EXERCISE DETAILS:
If a line in the listing below has the string "Output", copy it out.
Content starts
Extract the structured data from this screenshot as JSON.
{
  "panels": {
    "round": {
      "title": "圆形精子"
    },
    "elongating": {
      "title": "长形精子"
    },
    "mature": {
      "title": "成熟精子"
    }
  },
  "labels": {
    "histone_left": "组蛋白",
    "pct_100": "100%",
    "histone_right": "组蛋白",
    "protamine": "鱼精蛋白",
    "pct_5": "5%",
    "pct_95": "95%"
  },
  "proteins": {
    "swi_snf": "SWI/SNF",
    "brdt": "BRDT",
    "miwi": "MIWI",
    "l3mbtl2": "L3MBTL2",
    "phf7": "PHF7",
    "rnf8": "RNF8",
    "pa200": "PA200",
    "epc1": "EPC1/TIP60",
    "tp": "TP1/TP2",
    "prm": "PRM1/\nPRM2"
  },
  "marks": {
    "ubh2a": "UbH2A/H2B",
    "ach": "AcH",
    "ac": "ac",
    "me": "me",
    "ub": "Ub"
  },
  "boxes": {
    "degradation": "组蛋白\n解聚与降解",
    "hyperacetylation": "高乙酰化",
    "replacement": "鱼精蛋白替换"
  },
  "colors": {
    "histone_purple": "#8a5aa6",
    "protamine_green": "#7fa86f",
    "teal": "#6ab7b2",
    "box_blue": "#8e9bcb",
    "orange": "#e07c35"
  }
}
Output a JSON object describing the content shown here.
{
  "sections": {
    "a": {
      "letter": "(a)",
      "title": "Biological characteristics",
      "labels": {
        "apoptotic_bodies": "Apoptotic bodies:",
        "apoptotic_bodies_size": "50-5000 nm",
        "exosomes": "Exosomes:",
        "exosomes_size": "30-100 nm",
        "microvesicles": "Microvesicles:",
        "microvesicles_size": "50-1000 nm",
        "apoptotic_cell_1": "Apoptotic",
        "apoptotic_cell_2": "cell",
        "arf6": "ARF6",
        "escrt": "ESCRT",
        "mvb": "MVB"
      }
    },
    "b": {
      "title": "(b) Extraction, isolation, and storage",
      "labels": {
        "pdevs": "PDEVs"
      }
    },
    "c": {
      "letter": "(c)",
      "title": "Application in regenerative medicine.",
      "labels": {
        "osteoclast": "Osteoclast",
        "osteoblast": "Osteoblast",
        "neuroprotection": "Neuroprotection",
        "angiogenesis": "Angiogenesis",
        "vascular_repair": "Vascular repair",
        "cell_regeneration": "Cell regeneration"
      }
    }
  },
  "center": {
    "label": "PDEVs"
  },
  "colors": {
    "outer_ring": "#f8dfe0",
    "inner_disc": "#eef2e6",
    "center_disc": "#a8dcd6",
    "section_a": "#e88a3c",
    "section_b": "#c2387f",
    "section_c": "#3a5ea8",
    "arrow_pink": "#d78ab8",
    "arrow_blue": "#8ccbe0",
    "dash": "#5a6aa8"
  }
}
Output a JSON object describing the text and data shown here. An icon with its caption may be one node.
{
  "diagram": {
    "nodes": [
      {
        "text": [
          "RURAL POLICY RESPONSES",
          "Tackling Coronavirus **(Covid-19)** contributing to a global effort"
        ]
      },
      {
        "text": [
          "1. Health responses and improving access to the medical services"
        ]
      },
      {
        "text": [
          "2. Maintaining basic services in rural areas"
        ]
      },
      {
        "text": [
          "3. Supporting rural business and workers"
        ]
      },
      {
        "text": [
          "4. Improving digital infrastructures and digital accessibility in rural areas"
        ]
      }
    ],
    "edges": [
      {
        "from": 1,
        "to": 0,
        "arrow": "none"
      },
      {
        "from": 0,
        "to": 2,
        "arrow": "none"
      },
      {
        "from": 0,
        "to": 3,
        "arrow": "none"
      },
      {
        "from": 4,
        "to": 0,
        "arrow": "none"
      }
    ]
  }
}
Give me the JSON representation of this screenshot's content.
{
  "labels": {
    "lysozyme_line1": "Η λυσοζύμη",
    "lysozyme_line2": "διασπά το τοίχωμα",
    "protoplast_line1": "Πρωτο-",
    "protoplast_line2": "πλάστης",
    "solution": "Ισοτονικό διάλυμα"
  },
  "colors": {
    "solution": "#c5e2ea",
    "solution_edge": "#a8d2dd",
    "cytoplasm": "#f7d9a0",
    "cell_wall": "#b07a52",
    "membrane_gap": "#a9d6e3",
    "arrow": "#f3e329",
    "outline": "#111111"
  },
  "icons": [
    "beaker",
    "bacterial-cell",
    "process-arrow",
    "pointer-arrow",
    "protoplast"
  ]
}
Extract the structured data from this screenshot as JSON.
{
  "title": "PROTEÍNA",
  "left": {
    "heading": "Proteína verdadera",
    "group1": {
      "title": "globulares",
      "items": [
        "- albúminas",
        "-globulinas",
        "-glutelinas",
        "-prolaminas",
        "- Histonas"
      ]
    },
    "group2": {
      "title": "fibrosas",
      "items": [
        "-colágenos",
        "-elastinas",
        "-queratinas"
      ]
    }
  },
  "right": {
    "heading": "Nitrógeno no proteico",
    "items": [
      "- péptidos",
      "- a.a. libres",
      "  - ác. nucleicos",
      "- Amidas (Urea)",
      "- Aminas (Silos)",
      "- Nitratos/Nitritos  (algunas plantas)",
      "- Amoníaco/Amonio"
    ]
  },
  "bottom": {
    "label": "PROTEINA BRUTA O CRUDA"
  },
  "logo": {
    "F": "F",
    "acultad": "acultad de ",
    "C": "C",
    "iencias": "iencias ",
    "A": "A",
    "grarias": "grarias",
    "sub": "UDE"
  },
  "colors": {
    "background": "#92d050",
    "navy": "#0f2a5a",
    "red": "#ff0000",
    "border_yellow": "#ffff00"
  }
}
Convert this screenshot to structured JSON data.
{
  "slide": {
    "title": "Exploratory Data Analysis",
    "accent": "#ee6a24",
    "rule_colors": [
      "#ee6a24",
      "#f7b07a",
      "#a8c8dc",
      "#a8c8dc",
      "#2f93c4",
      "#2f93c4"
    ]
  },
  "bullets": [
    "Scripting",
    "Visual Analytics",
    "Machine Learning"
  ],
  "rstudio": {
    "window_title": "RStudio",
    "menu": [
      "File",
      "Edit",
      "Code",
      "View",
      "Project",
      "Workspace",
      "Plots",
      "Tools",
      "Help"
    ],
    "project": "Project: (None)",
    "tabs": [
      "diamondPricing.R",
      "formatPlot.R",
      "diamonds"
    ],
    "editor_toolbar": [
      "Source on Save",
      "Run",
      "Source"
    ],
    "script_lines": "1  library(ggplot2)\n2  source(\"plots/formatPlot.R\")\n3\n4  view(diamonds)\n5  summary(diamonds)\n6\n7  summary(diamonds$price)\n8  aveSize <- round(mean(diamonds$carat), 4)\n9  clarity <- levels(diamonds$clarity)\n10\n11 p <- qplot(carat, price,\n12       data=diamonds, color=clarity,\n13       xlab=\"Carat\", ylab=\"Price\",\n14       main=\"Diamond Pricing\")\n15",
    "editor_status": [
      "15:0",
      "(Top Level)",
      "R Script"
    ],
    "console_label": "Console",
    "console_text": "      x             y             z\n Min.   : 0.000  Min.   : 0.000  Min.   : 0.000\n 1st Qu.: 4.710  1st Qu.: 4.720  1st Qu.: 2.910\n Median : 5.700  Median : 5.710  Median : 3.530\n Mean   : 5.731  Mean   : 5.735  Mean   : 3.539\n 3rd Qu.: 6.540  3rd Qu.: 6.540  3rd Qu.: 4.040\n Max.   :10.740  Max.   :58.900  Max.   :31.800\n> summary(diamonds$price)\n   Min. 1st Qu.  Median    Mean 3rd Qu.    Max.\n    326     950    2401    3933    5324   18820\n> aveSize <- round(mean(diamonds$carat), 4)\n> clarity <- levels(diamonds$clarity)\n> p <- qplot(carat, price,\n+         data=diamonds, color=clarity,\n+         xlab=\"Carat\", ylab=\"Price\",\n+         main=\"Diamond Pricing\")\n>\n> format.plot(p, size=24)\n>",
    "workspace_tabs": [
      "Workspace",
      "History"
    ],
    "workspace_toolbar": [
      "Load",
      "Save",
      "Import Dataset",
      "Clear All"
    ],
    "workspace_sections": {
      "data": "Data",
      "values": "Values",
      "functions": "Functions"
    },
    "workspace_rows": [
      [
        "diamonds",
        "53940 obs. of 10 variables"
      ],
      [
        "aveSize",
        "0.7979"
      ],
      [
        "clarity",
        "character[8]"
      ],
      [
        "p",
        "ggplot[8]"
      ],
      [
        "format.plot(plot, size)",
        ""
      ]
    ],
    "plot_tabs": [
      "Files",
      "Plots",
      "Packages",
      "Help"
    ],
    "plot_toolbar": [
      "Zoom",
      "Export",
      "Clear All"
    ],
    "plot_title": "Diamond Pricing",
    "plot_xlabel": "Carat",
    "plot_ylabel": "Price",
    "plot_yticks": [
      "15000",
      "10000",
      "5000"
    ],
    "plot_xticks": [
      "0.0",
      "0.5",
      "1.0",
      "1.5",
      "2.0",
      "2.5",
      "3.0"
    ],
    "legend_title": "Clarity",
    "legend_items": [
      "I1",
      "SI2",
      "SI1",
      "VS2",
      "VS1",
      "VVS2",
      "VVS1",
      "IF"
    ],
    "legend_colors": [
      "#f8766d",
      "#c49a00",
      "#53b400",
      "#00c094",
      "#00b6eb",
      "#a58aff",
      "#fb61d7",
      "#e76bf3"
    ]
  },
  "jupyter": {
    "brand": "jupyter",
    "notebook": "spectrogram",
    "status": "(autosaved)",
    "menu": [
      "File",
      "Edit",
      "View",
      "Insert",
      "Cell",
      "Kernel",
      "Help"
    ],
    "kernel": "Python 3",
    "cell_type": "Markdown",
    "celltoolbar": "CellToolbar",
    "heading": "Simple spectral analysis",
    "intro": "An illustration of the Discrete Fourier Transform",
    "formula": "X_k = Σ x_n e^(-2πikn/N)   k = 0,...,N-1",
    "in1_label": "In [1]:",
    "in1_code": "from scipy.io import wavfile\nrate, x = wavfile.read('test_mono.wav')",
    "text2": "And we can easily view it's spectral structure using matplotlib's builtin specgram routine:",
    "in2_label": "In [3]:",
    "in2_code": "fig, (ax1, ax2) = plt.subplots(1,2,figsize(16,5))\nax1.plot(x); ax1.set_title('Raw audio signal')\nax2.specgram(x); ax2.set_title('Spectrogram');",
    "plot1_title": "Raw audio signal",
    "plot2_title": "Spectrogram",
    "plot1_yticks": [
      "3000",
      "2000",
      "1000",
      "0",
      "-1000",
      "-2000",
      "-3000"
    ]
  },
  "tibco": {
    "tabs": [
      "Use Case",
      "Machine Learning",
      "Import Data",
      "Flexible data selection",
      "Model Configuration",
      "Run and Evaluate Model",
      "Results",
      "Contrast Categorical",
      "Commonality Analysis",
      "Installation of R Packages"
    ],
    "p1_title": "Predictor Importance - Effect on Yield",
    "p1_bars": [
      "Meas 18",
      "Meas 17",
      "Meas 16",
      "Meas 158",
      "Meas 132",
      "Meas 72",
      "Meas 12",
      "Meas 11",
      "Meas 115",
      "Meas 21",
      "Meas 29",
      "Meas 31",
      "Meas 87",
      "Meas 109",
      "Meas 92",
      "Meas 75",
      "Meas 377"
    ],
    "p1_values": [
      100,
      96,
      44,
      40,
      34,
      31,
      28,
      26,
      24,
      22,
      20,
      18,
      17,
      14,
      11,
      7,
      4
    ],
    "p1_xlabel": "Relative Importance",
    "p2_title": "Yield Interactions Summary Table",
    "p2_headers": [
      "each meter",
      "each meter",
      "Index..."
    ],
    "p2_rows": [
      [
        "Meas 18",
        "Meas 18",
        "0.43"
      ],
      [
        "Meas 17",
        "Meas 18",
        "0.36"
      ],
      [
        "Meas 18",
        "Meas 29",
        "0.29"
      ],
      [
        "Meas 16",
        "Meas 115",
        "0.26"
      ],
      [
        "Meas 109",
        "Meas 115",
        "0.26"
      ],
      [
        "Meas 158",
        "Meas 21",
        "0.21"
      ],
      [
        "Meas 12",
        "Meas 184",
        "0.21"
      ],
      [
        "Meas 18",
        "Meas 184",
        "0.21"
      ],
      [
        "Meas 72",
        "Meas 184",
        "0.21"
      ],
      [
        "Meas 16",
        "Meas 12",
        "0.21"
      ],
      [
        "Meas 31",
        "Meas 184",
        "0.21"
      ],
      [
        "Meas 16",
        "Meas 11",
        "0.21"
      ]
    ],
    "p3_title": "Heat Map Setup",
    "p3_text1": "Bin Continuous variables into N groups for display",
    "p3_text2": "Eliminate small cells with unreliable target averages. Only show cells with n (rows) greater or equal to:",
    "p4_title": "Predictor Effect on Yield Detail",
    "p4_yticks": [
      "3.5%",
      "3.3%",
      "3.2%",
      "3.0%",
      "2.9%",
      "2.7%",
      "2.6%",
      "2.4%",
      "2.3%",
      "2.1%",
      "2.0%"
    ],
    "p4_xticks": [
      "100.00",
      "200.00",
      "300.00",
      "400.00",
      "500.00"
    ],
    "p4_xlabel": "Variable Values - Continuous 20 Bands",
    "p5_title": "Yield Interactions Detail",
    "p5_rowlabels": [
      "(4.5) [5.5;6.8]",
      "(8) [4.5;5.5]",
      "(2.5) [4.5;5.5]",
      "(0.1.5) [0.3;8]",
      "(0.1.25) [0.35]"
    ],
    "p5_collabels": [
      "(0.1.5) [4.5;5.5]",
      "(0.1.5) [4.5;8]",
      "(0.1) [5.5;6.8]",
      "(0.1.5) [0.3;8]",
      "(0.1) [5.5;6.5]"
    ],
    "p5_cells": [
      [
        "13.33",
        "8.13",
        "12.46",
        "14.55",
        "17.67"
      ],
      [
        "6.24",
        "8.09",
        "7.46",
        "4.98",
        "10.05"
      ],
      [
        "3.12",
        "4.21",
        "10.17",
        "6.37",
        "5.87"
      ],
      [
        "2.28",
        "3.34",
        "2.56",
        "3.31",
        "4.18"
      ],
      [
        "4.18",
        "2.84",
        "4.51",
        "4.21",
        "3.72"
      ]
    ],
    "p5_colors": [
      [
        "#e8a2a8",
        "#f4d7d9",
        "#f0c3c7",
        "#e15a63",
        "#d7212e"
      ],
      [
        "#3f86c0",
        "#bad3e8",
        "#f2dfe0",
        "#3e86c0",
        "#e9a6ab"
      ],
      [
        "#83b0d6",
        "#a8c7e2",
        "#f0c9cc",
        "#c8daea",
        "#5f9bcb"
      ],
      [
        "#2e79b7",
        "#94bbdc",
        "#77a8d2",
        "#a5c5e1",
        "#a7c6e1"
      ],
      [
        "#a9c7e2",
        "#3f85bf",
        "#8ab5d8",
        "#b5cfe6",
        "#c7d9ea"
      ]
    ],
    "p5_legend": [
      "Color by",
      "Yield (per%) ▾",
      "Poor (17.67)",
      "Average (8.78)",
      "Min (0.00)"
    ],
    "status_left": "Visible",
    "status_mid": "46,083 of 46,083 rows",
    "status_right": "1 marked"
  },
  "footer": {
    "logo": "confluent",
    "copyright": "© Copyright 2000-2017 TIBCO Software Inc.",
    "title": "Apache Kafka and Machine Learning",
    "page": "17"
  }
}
Content ends
WRITTEN SOLUTION:
Output a JSON object describing the content shown here.
Output a JSON object describing the text and data shown here. An icon with its caption may be one node.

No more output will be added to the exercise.